Task = From the listing below, pick out each line with the word "this".

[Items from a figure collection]
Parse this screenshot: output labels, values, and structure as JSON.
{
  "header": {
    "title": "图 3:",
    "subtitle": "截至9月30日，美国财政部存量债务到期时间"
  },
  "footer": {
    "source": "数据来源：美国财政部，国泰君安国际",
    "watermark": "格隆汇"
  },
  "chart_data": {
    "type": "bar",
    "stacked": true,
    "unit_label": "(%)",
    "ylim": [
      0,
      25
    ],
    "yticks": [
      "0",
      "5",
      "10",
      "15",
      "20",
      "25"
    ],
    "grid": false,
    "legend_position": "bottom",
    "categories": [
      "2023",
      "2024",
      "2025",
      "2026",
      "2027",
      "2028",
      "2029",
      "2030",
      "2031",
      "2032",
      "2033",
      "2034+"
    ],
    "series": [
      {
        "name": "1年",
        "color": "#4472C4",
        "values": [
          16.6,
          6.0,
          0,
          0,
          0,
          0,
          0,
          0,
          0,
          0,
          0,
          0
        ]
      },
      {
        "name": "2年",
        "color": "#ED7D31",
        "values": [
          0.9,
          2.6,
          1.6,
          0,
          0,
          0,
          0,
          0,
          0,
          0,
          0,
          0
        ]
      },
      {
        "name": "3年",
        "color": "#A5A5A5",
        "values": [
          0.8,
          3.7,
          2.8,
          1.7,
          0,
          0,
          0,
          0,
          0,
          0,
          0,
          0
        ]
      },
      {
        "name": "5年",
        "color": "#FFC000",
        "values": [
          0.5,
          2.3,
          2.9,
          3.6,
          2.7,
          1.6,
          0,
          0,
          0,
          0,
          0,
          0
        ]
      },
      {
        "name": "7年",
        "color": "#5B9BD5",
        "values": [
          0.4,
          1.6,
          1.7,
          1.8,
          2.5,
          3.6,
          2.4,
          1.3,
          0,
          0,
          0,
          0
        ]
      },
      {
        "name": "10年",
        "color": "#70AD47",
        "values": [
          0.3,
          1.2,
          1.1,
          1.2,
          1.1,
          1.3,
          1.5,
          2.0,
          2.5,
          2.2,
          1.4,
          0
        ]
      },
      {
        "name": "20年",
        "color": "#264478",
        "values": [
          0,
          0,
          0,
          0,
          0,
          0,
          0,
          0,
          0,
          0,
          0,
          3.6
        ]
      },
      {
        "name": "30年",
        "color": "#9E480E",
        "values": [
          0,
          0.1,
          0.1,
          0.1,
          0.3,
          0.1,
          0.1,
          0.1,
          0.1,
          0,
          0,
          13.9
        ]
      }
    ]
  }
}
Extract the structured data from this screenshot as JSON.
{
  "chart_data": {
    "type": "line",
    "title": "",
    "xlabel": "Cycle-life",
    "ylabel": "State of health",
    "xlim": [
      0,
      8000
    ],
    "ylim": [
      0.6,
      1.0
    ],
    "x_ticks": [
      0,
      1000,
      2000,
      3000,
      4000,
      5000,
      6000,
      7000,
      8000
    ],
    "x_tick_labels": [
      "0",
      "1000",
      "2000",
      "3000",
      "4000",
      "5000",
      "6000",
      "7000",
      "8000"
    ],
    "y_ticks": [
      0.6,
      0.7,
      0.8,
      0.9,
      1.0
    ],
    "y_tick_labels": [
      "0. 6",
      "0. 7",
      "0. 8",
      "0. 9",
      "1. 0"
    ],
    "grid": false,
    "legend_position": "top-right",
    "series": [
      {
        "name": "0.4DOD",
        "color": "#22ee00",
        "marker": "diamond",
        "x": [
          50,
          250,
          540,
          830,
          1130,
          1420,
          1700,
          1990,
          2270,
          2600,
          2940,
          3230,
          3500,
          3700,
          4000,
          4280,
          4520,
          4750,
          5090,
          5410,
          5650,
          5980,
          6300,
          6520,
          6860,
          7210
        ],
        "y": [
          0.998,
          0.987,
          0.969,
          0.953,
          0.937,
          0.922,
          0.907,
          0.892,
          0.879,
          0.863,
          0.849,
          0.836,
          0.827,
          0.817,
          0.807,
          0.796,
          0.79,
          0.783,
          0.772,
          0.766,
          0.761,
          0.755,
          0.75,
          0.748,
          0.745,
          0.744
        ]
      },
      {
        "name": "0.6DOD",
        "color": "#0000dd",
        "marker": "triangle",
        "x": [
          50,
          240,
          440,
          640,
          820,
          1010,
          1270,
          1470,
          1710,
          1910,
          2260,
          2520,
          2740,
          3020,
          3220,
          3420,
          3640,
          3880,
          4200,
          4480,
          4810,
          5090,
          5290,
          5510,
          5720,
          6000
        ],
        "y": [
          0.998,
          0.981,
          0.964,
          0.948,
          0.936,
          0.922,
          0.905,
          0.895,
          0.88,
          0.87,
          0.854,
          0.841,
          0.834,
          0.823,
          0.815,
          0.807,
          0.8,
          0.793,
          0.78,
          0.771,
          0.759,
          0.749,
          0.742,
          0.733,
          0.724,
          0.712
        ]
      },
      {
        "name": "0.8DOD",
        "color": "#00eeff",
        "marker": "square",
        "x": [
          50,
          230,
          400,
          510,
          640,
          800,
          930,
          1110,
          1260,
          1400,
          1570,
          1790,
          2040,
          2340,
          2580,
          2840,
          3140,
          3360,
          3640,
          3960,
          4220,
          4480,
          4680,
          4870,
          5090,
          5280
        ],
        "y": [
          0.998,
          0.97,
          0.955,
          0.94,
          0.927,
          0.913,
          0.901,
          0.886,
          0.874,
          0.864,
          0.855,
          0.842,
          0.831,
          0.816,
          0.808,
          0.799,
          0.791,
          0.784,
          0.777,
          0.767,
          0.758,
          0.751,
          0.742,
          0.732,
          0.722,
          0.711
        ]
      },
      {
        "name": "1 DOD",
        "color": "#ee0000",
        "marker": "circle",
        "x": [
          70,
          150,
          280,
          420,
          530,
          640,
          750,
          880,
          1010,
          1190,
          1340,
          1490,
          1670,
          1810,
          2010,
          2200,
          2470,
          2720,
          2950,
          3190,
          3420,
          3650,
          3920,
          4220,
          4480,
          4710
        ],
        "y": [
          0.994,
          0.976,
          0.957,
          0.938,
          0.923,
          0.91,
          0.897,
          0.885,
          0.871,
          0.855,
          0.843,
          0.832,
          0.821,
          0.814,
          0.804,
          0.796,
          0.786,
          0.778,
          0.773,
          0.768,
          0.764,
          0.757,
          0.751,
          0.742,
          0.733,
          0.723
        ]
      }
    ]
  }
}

Complete response =
Parse this screenshot: output labels, values, and structure as JSON.
Extract the structured data from this screenshot as JSON.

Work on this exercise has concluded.